Supplied material
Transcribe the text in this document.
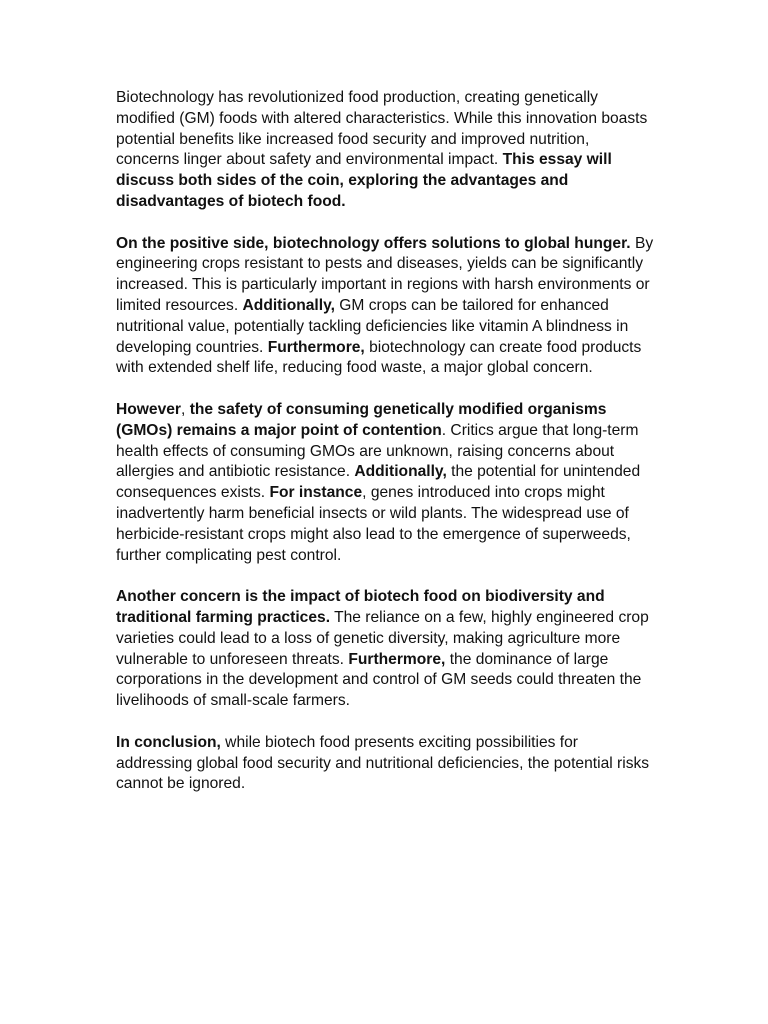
Biotechnology has revolutionized food production, creating genetically modified (GM) foods with altered characteristics. While this innovation boasts potential benefits like increased food security and improved nutrition, concerns linger about safety and environmental impact. This essay will discuss both sides of the coin, exploring the advantages and disadvantages of biotech food.

On the positive side, biotechnology offers solutions to global hunger. By engineering crops resistant to pests and diseases, yields can be significantly increased. This is particularly important in regions with harsh environments or limited resources. Additionally, GM crops can be tailored for enhanced nutritional value, potentially tackling deficiencies like vitamin A blindness in developing countries. Furthermore, biotechnology can create food products with extended shelf life, reducing food waste, a major global concern.

However, the safety of consuming genetically modified organisms (GMOs) remains a major point of contention. Critics argue that long-term health effects of consuming GMOs are unknown, raising concerns about allergies and antibiotic resistance. Additionally, the potential for unintended consequences exists. For instance, genes introduced into crops might inadvertently harm beneficial insects or wild plants. The widespread use of herbicide-resistant crops might also lead to the emergence of superweeds, further complicating pest control.

Another concern is the impact of biotech food on biodiversity and traditional farming practices. The reliance on a few, highly engineered crop varieties could lead to a loss of genetic diversity, making agriculture more vulnerable to unforeseen threats. Furthermore, the dominance of large corporations in the development and control of GM seeds could threaten the livelihoods of small-scale farmers.

In conclusion, while biotech food presents exciting possibilities for addressing global food security and nutritional deficiencies, the potential risks cannot be ignored.
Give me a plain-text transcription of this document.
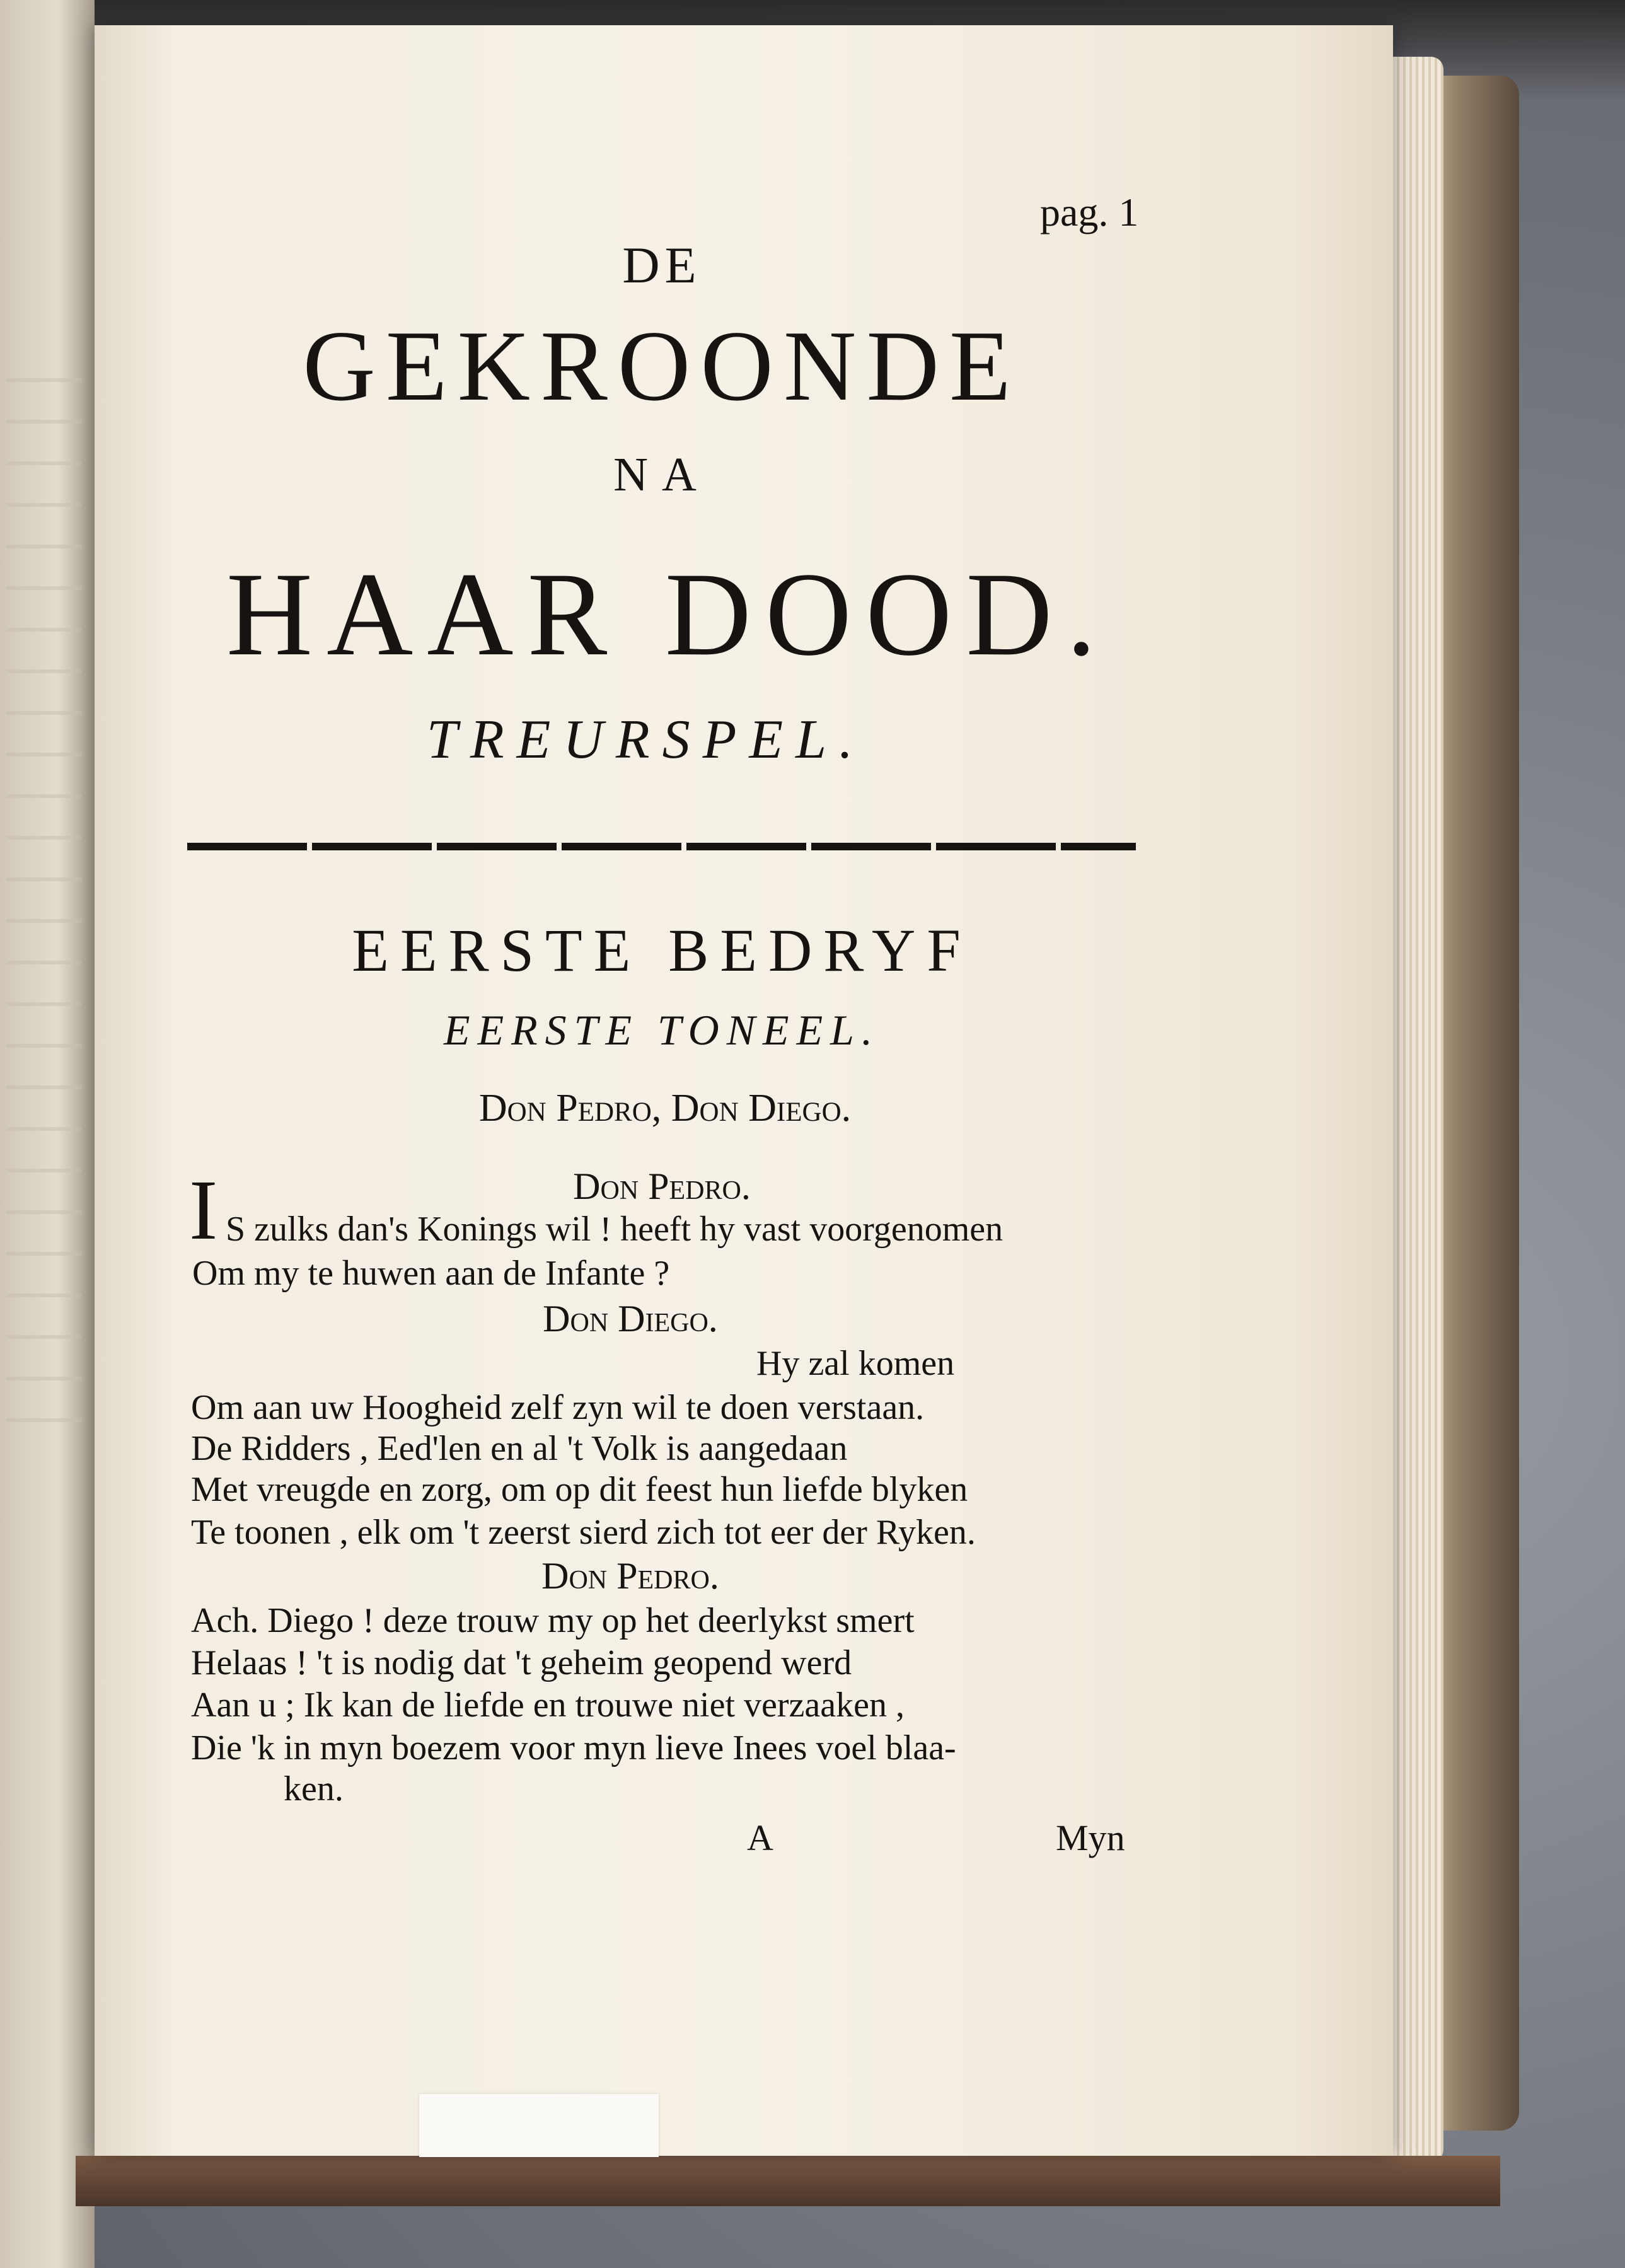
pag. 1
DE
GEKROONDE
NA
HAAR DOOD.
TREURSPEL.
EERSTE BEDRYF
EERSTE TONEEL.
Don Pedro, Don Diego.
Don Pedro.
I S zulks dan's Konings wil ! heeft hy vast voorgenomen
Om my te huwen aan de Infante ?
Don Diego.
Hy zal komen
Om aan uw Hoogheid zelf zyn wil te doen verstaan.
De Ridders , Eed'len en al 't Volk is aangedaan
Met vreugde en zorg, om op dit feest hun liefde blyken
Te toonen , elk om 't zeerst sierd zich tot eer der Ryken.
Don Pedro.
Ach. Diego ! deze trouw my op het deerlykst smert
Helaas ! 't is nodig dat 't geheim geopend werd
Aan u ; Ik kan de liefde en trouwe niet verzaaken ,
Die 'k in myn boezem voor myn lieve Inees voel blaa-
ken.
A	Myn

What the task requires
Each record above, in full: return it exactly, pictures excluded.

Solution to this problem
Transcribe the text in this document.
Biotechnology has revolutionized food production, creating genetically modified (GM) foods with altered characteristics. While this innovation boasts potential benefits like increased food security and improved nutrition, concerns linger about safety and environmental impact. This essay will discuss both sides of the coin, exploring the advantages and disadvantages of biotech food.

On the positive side, biotechnology offers solutions to global hunger. By engineering crops resistant to pests and diseases, yields can be significantly increased. This is particularly important in regions with harsh environments or limited resources. Additionally, GM crops can be tailored for enhanced nutritional value, potentially tackling deficiencies like vitamin A blindness in developing countries. Furthermore, biotechnology can create food products with extended shelf life, reducing food waste, a major global concern.

However, the safety of consuming genetically modified organisms (GMOs) remains a major point of contention. Critics argue that long-term health effects of consuming GMOs are unknown, raising concerns about allergies and antibiotic resistance. Additionally, the potential for unintended consequences exists. For instance, genes introduced into crops might inadvertently harm beneficial insects or wild plants. The widespread use of herbicide-resistant crops might also lead to the emergence of superweeds, further complicating pest control.

Another concern is the impact of biotech food on biodiversity and traditional farming practices. The reliance on a few, highly engineered crop varieties could lead to a loss of genetic diversity, making agriculture more vulnerable to unforeseen threats. Furthermore, the dominance of large corporations in the development and control of GM seeds could threaten the livelihoods of small-scale farmers.

In conclusion, while biotech food presents exciting possibilities for addressing global food security and nutritional deficiencies, the potential risks cannot be ignored.
Give me a plain-text transcription of this document.
pag. 1
DE
GEKROONDE
NA
HAAR DOOD.
TREURSPEL.
EERSTE BEDRYF
EERSTE TONEEL.
Don Pedro, Don Diego.
Don Pedro.
I S zulks dan's Konings wil ! heeft hy vast voorgenomen
Om my te huwen aan de Infante ?
Don Diego.
Hy zal komen
Om aan uw Hoogheid zelf zyn wil te doen verstaan.
De Ridders , Eed'len en al 't Volk is aangedaan
Met vreugde en zorg, om op dit feest hun liefde blyken
Te toonen , elk om 't zeerst sierd zich tot eer der Ryken.
Don Pedro.
Ach. Diego ! deze trouw my op het deerlykst smert
Helaas ! 't is nodig dat 't geheim geopend werd
Aan u ; Ik kan de liefde en trouwe niet verzaaken ,
Die 'k in myn boezem voor myn lieve Inees voel blaa-
ken.
A	Myn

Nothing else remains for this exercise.